-- BEGIN EXERCISE MATERIALS --

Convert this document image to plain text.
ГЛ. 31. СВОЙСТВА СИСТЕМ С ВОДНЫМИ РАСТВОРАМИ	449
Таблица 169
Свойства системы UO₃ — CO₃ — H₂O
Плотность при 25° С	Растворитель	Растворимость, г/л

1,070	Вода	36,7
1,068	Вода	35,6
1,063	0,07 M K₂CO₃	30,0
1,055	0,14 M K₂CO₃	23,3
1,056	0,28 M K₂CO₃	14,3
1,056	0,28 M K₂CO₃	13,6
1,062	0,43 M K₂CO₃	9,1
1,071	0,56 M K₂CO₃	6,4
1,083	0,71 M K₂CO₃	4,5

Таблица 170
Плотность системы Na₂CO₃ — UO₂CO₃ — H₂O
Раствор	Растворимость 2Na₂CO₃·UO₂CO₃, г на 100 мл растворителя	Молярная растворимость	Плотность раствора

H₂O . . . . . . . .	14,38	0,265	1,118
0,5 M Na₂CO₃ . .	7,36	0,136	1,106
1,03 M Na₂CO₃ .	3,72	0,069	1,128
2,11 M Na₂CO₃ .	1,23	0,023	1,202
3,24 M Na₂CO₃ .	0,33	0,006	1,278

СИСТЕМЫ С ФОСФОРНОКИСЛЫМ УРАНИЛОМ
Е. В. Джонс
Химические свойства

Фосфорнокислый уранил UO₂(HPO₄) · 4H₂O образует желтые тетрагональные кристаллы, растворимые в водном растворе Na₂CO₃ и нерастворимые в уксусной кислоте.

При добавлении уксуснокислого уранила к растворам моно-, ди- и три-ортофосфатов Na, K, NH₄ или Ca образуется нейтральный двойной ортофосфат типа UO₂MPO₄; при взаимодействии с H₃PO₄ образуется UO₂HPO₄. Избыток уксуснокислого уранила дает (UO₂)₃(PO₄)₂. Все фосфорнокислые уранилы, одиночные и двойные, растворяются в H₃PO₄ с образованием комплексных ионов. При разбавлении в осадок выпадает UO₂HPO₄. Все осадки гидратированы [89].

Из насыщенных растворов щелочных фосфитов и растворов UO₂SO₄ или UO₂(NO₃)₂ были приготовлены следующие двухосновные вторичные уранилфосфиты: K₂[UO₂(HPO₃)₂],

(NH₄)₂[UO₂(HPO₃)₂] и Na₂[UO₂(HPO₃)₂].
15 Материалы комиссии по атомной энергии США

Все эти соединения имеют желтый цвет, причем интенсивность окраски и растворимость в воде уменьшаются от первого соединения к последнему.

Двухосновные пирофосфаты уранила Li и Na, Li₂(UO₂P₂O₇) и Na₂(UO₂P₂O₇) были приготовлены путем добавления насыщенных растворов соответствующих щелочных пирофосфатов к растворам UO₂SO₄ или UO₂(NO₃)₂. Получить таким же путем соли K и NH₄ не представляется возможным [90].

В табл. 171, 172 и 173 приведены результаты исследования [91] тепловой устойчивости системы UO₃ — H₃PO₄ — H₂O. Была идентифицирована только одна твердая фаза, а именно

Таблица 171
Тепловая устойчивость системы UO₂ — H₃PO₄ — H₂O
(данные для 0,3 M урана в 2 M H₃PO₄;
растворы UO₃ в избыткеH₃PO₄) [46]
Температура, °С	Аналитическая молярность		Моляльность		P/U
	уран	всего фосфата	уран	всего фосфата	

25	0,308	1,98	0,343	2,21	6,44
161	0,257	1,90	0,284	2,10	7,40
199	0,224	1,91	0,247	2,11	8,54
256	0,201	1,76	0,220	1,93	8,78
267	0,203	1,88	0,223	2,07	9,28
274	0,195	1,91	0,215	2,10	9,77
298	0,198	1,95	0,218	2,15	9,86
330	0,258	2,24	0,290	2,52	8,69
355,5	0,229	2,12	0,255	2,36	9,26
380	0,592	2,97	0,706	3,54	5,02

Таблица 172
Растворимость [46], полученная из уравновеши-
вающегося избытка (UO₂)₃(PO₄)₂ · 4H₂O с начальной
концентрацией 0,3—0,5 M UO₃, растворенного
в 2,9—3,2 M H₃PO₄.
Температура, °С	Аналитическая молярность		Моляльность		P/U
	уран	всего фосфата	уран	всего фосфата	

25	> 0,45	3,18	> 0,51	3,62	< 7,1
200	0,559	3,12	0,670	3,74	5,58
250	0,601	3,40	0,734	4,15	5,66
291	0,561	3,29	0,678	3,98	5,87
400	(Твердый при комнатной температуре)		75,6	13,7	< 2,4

-- END EXERCISE MATERIALS --

- EXERCISE
Within the listing above, copy each line that has the string "UO₂SO₄".

- CORRECT RESULT
Из насыщенных растворов щелочных фосфитов и растворов UO₂SO₄ или UO₂(NO₃)₂ были приготовлены следующие двухосновные вторичные уранилфосфиты: K₂[UO₂(HPO₃)₂],
Двухосновные пирофосфаты уранила Li и Na, Li₂(UO₂P₂O₇) и Na₂(UO₂P₂O₇) были приготовлены путем добавления насыщенных растворов соответствующих щелочных пирофосфатов к растворам UO₂SO₄ или UO₂(NO₃)₂. Получить таким же путем соли K и NH₄ не представляется возможным [90].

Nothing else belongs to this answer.